# Start of Record extracts
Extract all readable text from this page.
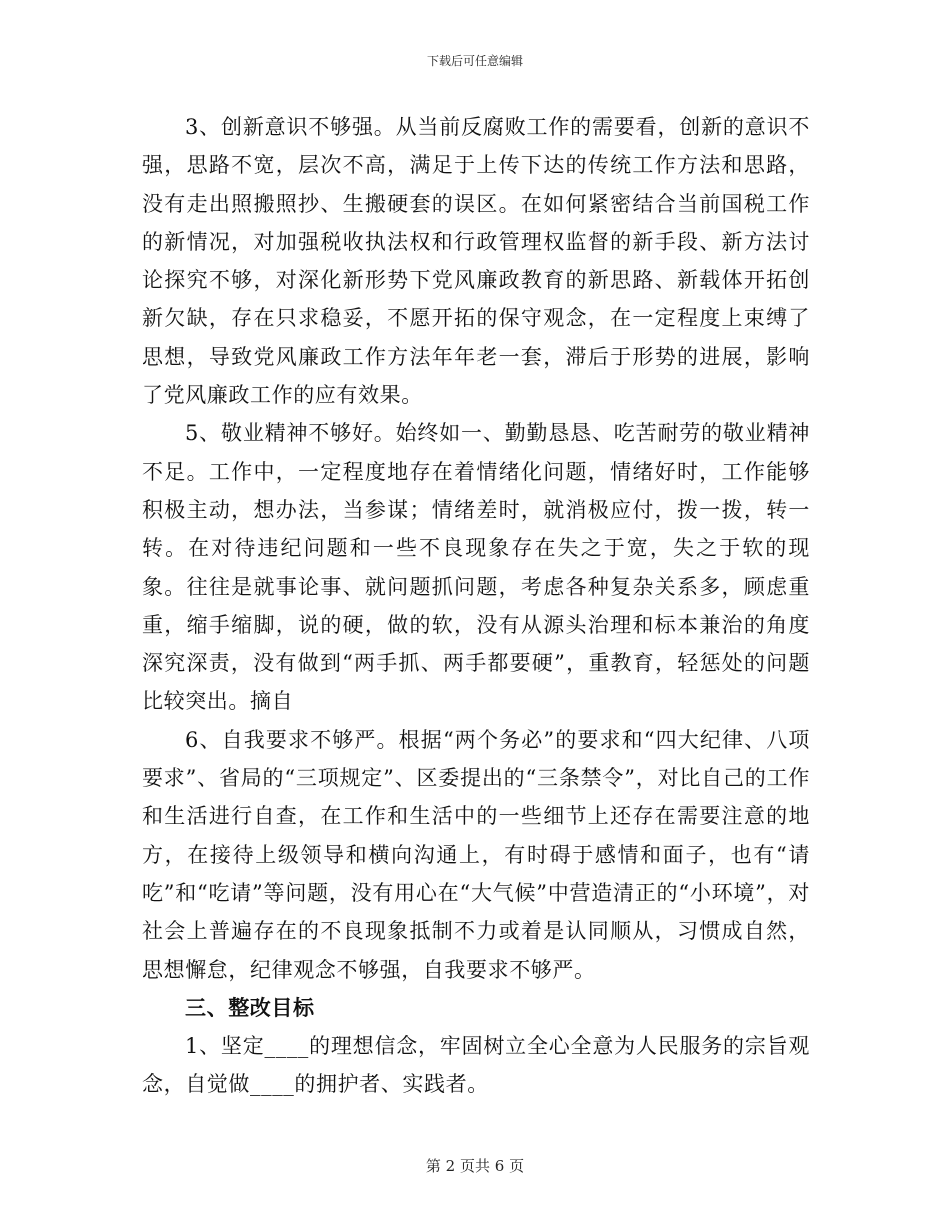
下载后可任意编辑

3、创新意识不够强。从当前反腐败工作的需要看，创新的意识不强，思路不宽，层次不高，满足于上传下达的传统工作方法和思路，没有走出照搬照抄、生搬硬套的误区。在如何紧密结合当前国税工作的新情况，对加强税收执法权和行政管理权监督的新手段、新方法讨论探究不够，对深化新形势下党风廉政教育的新思路、新载体开拓创新欠缺，存在只求稳妥，不愿开拓的保守观念，在一定程度上束缚了思想，导致党风廉政工作方法年年老一套，滞后于形势的进展，影响了党风廉政工作的应有效果。

5、敬业精神不够好。始终如一、勤勤恳恳、吃苦耐劳的敬业精神不足。工作中，一定程度地存在着情绪化问题，情绪好时，工作能够积极主动，想办法，当参谋；情绪差时，就消极应付，拨一拨，转一转。在对待违纪问题和一些不良现象存在失之于宽，失之于软的现象。往往是就事论事、就问题抓问题，考虑各种复杂关系多，顾虑重重，缩手缩脚，说的硬，做的软，没有从源头治理和标本兼治的角度深究深责，没有做到“两手抓、两手都要硬”，重教育，轻惩处的问题比较突出。摘自

6、自我要求不够严。根据“两个务必”的要求和“四大纪律、八项要求”、省局的“三项规定”、区委提出的“三条禁令”，对比自己的工作和生活进行自查，在工作和生活中的一些细节上还存在需要注意的地方，在接待上级领导和横向沟通上，有时碍于感情和面子，也有“请吃”和“吃请”等问题，没有用心在“大气候”中营造清正的“小环境”，对社会上普遍存在的不良现象抵制不力或着是认同顺从，习惯成自然，思想懈怠，纪律观念不够强，自我要求不够严。

三、整改目标

1、坚定____的理想信念，牢固树立全心全意为人民服务的宗旨观念，自觉做____的拥护者、实践者。

第 2 页共 6 页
# End of Record extracts
• **What the task asks**:
Leave out all pictures, then copy the remaining material exactly.

• **Response to the exercise**:
Extract all readable text from this page.
下载后可任意编辑

3、创新意识不够强。从当前反腐败工作的需要看，创新的意识不强，思路不宽，层次不高，满足于上传下达的传统工作方法和思路，没有走出照搬照抄、生搬硬套的误区。在如何紧密结合当前国税工作的新情况，对加强税收执法权和行政管理权监督的新手段、新方法讨论探究不够，对深化新形势下党风廉政教育的新思路、新载体开拓创新欠缺，存在只求稳妥，不愿开拓的保守观念，在一定程度上束缚了思想，导致党风廉政工作方法年年老一套，滞后于形势的进展，影响了党风廉政工作的应有效果。

5、敬业精神不够好。始终如一、勤勤恳恳、吃苦耐劳的敬业精神不足。工作中，一定程度地存在着情绪化问题，情绪好时，工作能够积极主动，想办法，当参谋；情绪差时，就消极应付，拨一拨，转一转。在对待违纪问题和一些不良现象存在失之于宽，失之于软的现象。往往是就事论事、就问题抓问题，考虑各种复杂关系多，顾虑重重，缩手缩脚，说的硬，做的软，没有从源头治理和标本兼治的角度深究深责，没有做到“两手抓、两手都要硬”，重教育，轻惩处的问题比较突出。摘自

6、自我要求不够严。根据“两个务必”的要求和“四大纪律、八项要求”、省局的“三项规定”、区委提出的“三条禁令”，对比自己的工作和生活进行自查，在工作和生活中的一些细节上还存在需要注意的地方，在接待上级领导和横向沟通上，有时碍于感情和面子，也有“请吃”和“吃请”等问题，没有用心在“大气候”中营造清正的“小环境”，对社会上普遍存在的不良现象抵制不力或着是认同顺从，习惯成自然，思想懈怠，纪律观念不够强，自我要求不够严。

三、整改目标

1、坚定____的理想信念，牢固树立全心全意为人民服务的宗旨观念，自觉做____的拥护者、实践者。

第 2 页共 6 页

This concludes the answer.